Before: HON’BLE, SHRI G.D. AGRAWAL & SHRI KULDIP SINGH
(PAN : AAACJ9445P) (APPELLANT) (RESPONDENT) ASSESSEE BY : Shri Rishabh Malhotra, AR REVENUE BY : Shri Amit Katoj, Senior DR Date of Hearing : 01.02.2019 Date of Order : 25.02.2019
O R D E R PER KULDIP SINGH, JUDICIAL MEMBER : Keeping in view the undisputed fact that the addition made by the AO and confirmed by ld. CIT (A) on the basis of which penalty proceedings were initiated, has been deleted and in the given circumstances, prima facie penalty levied by ld. CIT (A) is not sustainable in the eyes of law, so the application for early hearing is allowed and the Bench is proceeded to hear and decide the appeal by today itself.
2. The appellant, M/s. Jubilant Biosys Limited (hereinafter referred to as ‘the assessee’) by filing the present appeal, sought to set aside the impugned order dated 31.03.2018 passed by Ld. CIT (Appeals)-I, Noida qua the Assessment Year 2011-12 on the grounds inter alia that :-
“1. That on the facts and in the circumstances of the case and in law, the order passed by the Ld. Commissioner of Income Tax (Appeals) [CIT(A)] under section 271(1)(c) of the Income Tax Act 1961 ["the Act] is bad in law and passed in haste without providing reasonable opportunity to the appellant more so when the quantum merits appeal is currently pending before the Hon'ble Appellate Tribunal, Delhi.
That on the facts and in the circumstances of the case and in law, the show cause notice under section 271(1)(c) of the Act is issued mechanically and printed without specifying the precise charge to levy penalty under section 271(1)(c) for the year under consideration.
|---|
» DESCRIPTION OF THE TASK
Reproduce the passage of the tribunal order starting with "2. The appellant, M/s." and going on through "Appellate Tribunal, Delhi.".

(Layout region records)
|---|
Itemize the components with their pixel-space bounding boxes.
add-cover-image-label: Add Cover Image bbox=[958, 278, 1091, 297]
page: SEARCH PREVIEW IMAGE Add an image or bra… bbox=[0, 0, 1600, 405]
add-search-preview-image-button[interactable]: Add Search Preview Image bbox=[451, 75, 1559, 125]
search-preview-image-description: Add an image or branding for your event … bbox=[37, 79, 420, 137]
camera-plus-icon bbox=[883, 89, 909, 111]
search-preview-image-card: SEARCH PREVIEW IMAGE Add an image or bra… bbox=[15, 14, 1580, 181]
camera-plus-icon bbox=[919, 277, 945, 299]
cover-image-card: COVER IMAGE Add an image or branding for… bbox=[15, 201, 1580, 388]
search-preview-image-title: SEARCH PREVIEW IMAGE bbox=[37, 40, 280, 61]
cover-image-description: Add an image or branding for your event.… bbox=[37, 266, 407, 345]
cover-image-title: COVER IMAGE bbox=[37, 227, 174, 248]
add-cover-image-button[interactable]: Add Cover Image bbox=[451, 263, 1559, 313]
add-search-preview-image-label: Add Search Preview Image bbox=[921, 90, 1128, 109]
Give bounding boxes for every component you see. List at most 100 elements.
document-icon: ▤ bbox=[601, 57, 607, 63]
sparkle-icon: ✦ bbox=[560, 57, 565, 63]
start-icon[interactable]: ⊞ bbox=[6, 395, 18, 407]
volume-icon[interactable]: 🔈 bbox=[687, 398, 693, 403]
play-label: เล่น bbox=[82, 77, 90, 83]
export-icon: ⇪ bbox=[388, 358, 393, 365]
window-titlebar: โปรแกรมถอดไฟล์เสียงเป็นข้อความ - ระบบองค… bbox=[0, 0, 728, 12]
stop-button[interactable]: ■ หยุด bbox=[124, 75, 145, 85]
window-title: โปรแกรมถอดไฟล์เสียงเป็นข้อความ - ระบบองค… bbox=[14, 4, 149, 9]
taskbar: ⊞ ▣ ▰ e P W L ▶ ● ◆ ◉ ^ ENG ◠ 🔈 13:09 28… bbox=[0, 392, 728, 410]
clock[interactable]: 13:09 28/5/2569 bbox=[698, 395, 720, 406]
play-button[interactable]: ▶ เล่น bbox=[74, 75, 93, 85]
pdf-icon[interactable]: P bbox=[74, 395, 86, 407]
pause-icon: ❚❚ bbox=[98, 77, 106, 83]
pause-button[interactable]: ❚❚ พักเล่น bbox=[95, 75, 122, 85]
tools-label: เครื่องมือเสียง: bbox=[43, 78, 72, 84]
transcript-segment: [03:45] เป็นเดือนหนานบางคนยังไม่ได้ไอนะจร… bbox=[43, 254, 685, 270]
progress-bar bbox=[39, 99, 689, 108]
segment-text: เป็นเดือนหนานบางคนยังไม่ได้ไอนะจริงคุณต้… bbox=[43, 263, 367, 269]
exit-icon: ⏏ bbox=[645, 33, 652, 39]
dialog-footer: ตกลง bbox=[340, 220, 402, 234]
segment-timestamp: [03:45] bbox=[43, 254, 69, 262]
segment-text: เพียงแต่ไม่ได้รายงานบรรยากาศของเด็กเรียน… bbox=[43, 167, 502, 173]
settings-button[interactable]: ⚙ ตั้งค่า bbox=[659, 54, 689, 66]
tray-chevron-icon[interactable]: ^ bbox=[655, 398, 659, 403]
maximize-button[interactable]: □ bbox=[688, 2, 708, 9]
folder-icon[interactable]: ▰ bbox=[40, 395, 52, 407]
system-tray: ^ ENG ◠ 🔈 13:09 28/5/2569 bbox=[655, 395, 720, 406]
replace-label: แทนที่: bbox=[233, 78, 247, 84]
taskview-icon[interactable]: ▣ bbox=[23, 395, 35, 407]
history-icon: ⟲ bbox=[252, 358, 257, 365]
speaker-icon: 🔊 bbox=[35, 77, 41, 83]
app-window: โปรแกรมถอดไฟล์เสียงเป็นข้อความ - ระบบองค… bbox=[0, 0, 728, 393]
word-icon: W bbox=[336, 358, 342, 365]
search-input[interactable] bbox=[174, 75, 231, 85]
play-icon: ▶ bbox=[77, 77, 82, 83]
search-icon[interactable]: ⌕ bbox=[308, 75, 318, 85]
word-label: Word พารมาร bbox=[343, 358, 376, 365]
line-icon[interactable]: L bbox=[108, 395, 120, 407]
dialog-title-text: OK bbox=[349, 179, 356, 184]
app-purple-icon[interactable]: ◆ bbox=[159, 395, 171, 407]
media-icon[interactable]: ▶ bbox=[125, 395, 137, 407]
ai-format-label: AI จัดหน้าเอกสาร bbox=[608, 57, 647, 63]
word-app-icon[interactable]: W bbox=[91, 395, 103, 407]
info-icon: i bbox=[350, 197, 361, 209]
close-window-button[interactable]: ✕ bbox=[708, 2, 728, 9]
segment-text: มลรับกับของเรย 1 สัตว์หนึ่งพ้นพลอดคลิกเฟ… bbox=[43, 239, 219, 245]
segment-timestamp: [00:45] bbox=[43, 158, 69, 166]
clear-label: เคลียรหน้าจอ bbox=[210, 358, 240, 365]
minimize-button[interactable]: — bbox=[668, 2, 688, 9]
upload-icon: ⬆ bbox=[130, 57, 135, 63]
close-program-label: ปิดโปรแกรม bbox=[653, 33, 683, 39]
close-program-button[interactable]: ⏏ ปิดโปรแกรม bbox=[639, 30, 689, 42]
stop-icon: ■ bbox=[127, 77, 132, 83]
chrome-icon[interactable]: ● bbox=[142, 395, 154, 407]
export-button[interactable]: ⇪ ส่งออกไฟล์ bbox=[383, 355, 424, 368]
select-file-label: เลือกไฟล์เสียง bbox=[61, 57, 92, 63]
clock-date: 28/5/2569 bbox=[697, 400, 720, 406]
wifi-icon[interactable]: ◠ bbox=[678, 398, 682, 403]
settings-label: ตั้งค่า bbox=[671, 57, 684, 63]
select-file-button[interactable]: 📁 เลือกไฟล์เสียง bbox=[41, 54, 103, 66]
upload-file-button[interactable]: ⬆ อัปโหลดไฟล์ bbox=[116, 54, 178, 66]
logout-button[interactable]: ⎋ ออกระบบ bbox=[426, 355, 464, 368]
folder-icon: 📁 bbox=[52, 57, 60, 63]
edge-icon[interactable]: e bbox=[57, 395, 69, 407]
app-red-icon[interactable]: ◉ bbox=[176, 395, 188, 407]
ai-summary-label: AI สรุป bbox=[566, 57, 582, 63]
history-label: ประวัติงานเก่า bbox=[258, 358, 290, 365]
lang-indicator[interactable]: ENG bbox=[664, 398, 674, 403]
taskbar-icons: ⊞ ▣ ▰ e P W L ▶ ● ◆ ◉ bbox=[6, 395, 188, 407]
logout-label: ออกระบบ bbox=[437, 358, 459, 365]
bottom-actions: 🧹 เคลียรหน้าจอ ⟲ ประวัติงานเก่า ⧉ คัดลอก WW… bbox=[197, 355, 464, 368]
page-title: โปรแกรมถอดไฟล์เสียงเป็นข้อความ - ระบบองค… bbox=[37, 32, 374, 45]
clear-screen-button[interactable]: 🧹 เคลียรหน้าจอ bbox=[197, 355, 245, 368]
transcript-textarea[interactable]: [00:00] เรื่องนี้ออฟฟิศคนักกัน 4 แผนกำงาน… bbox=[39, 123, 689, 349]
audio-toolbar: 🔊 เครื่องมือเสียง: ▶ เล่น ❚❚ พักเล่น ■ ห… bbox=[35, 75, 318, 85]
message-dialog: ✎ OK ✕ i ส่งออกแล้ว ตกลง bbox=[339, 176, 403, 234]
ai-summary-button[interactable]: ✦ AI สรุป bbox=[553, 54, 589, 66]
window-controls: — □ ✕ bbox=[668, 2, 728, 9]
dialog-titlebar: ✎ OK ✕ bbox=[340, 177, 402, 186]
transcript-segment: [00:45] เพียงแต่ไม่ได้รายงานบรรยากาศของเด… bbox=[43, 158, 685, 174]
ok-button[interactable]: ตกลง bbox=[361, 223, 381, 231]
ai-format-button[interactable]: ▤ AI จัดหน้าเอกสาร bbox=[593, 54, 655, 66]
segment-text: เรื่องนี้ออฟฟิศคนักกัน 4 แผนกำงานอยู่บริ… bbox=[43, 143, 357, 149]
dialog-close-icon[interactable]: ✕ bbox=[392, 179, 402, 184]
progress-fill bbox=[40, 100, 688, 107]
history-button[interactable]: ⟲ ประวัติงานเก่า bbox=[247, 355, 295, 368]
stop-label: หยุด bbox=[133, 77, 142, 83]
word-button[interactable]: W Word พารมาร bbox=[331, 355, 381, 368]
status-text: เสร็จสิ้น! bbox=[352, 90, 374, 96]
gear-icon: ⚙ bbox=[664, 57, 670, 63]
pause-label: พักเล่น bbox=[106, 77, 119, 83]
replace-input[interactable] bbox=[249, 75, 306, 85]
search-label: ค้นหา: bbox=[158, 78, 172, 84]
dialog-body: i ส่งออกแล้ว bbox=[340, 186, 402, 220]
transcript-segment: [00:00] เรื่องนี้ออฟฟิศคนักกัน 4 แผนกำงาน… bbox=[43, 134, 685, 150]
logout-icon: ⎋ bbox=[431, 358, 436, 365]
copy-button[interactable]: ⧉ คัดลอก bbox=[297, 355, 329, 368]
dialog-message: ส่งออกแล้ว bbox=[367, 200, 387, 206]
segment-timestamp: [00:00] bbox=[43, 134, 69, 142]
|---|
» COMPLETED TASK
2. The appellant, M/s. Jubilant Biosys Limited (hereinafter referred to as ‘the assessee’) by filing the present appeal, sought to set aside the impugned order dated 31.03.2018 passed by Ld. CIT (Appeals)-I, Noida qua the Assessment Year 2011-12 on the grounds inter alia that :-
“1. That on the facts and in the circumstances of the case and in law, the order passed by the Ld. Commissioner of Income Tax (Appeals) [CIT(A)] under section 271(1)(c) of the Income Tax Act 1961 ["the Act] is bad in law and passed in haste without providing reasonable opportunity to the appellant more so when the quantum merits appeal is currently pending before the Hon'ble Appellate Tribunal, Delhi.